WHAT YOU HAVE TO DO - Wherever the string "nprivate" occurs in a line of these records, report that line.
• • • • • • •
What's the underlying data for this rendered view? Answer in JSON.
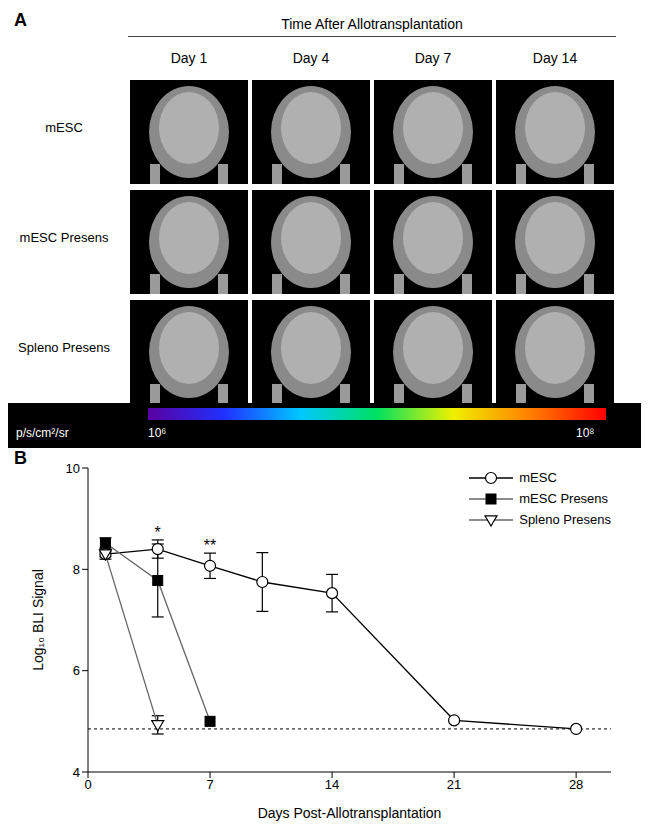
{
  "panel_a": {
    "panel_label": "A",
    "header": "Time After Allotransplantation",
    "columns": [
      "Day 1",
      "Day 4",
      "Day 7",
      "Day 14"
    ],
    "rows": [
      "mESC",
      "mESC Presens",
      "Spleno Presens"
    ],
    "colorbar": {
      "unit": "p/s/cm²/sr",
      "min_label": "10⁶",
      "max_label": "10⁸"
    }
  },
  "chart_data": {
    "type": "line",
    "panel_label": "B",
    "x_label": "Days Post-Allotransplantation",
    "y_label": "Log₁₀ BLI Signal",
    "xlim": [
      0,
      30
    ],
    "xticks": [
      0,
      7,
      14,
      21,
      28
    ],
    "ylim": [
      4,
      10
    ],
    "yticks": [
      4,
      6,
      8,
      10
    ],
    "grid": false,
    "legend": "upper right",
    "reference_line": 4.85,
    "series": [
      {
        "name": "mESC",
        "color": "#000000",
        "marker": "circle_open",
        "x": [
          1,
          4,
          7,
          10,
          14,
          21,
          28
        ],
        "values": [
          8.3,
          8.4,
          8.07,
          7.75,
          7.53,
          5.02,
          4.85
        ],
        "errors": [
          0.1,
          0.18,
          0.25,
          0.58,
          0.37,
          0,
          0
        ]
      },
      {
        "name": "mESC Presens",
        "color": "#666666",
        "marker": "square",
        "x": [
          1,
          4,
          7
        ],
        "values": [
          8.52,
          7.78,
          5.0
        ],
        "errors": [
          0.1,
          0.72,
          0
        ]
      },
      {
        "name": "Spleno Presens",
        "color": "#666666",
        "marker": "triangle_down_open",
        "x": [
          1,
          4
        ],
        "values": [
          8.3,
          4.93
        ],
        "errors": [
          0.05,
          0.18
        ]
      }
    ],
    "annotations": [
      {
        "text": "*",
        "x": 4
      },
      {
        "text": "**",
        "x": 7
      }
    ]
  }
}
• • • • • • •
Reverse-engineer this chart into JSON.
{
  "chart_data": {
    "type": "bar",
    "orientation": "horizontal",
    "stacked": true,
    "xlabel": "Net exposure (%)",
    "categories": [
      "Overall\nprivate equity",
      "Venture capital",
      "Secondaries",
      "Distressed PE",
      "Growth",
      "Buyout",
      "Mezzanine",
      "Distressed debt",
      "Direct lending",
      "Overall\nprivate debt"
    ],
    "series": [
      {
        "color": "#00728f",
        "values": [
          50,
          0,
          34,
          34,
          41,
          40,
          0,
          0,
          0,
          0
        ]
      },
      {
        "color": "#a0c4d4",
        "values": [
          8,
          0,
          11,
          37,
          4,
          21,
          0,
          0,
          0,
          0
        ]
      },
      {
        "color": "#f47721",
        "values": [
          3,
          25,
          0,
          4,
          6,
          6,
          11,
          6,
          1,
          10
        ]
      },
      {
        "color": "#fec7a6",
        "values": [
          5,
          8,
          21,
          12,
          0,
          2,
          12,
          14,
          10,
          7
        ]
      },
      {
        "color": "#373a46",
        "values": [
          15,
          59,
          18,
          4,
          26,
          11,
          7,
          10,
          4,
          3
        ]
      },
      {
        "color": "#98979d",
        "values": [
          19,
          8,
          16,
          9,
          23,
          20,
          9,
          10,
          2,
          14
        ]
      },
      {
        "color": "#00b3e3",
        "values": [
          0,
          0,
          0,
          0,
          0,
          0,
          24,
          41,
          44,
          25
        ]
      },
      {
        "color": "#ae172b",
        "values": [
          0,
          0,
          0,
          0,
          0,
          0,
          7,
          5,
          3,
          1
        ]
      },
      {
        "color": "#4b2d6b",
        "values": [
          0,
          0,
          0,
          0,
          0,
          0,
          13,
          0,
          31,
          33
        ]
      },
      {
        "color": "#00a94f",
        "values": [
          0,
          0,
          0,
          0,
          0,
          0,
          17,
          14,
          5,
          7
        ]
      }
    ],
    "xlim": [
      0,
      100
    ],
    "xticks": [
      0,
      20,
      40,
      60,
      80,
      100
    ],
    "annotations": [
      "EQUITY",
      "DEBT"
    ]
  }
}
• • • • • • •
FINAL RESULT -
      "Overall\nprivate equity",
      "Overall\nprivate debt"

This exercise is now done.